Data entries

════════════════════

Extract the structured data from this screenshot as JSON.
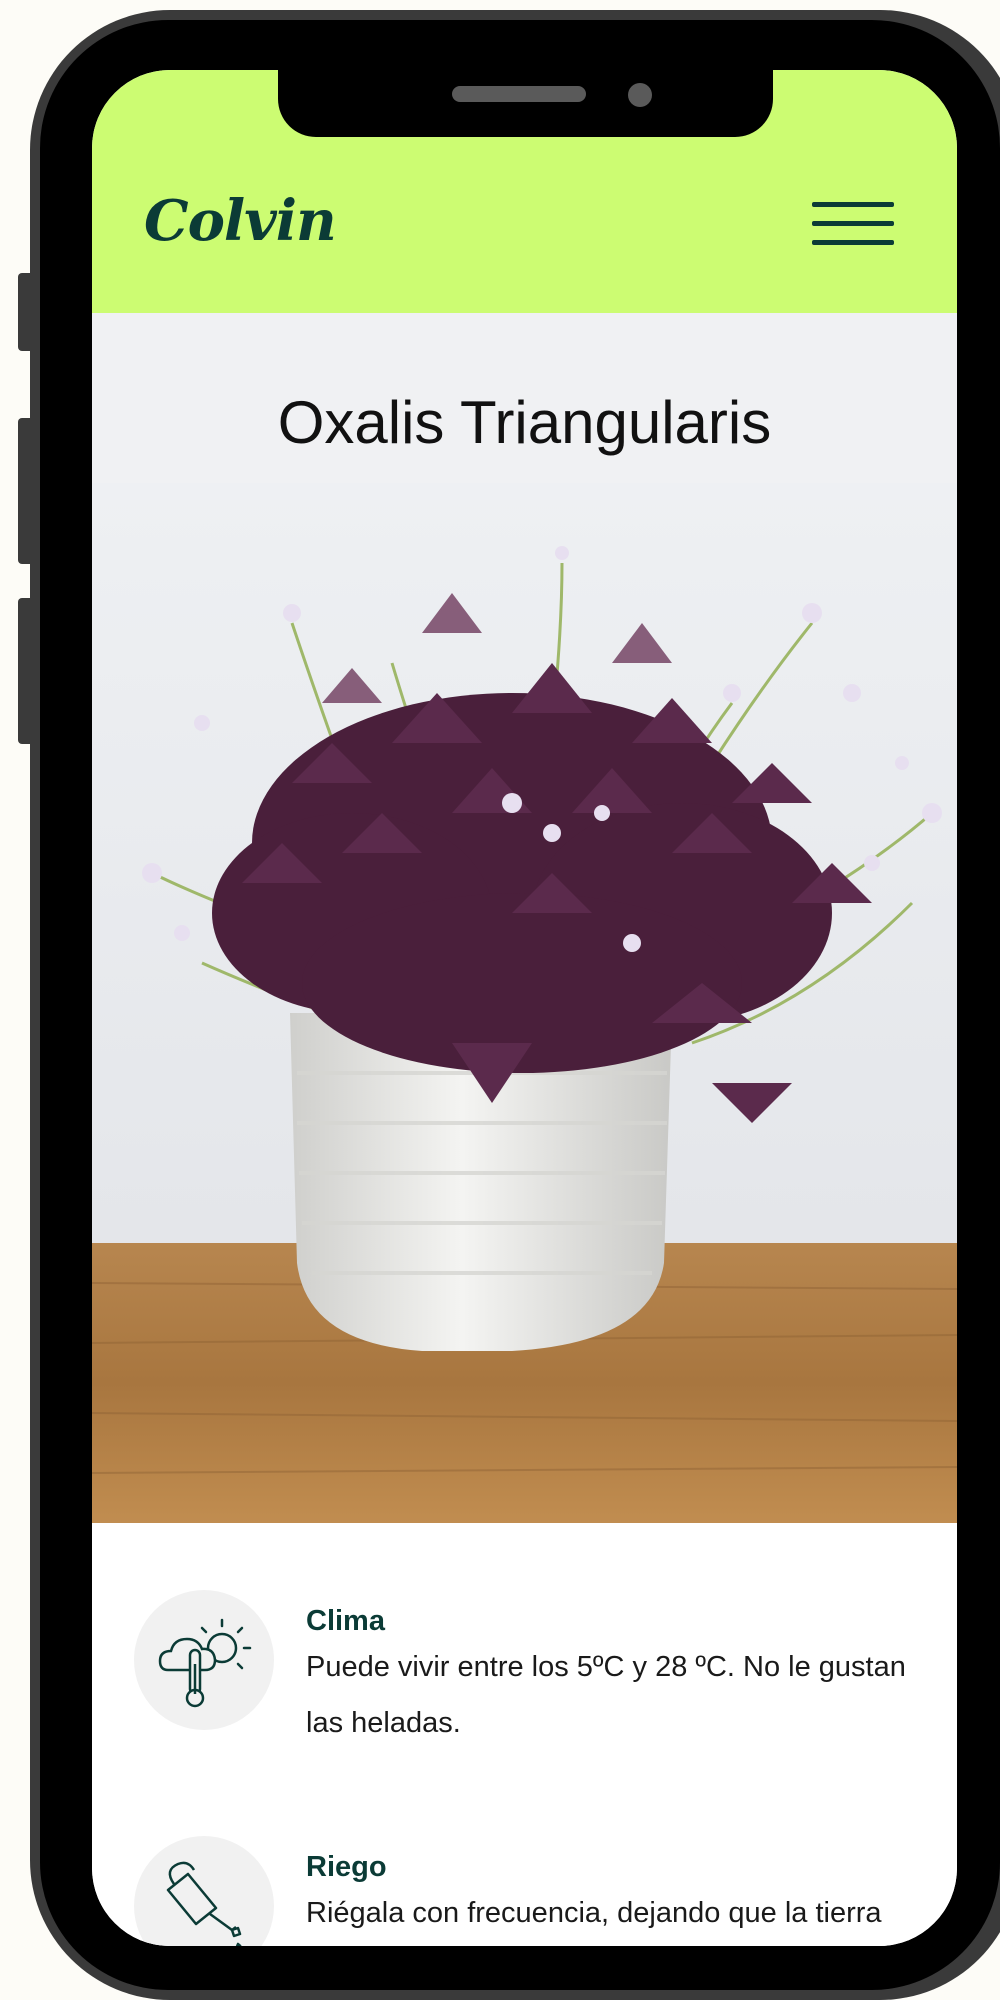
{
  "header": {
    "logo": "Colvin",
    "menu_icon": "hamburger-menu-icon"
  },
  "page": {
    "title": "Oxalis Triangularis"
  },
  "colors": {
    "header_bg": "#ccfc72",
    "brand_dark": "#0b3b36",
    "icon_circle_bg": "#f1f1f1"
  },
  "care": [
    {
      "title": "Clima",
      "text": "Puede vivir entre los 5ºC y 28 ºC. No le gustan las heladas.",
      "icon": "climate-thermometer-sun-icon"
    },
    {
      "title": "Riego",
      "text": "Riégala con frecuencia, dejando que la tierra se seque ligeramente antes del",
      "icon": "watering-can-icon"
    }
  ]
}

════════════════════

### WORK TO DO
Keep every word of the data as it is when you write it out, but drop the pictures.

### ANSWER BELOW
Extract the structured data from this screenshot as JSON.
{
  "header": {
    "logo": "Colvin",
    "menu_icon": "hamburger-menu-icon"
  },
  "page": {
    "title": "Oxalis Triangularis"
  },
  "colors": {
    "header_bg": "#ccfc72",
    "brand_dark": "#0b3b36",
    "icon_circle_bg": "#f1f1f1"
  },
  "care": [
    {
      "title": "Clima",
      "text": "Puede vivir entre los 5ºC y 28 ºC. No le gustan las heladas.",
      "icon": "climate-thermometer-sun-icon"
    },
    {
      "title": "Riego",
      "text": "Riégala con frecuencia, dejando que la tierra se seque ligeramente antes del",
      "icon": "watering-can-icon"
    }
  ]
}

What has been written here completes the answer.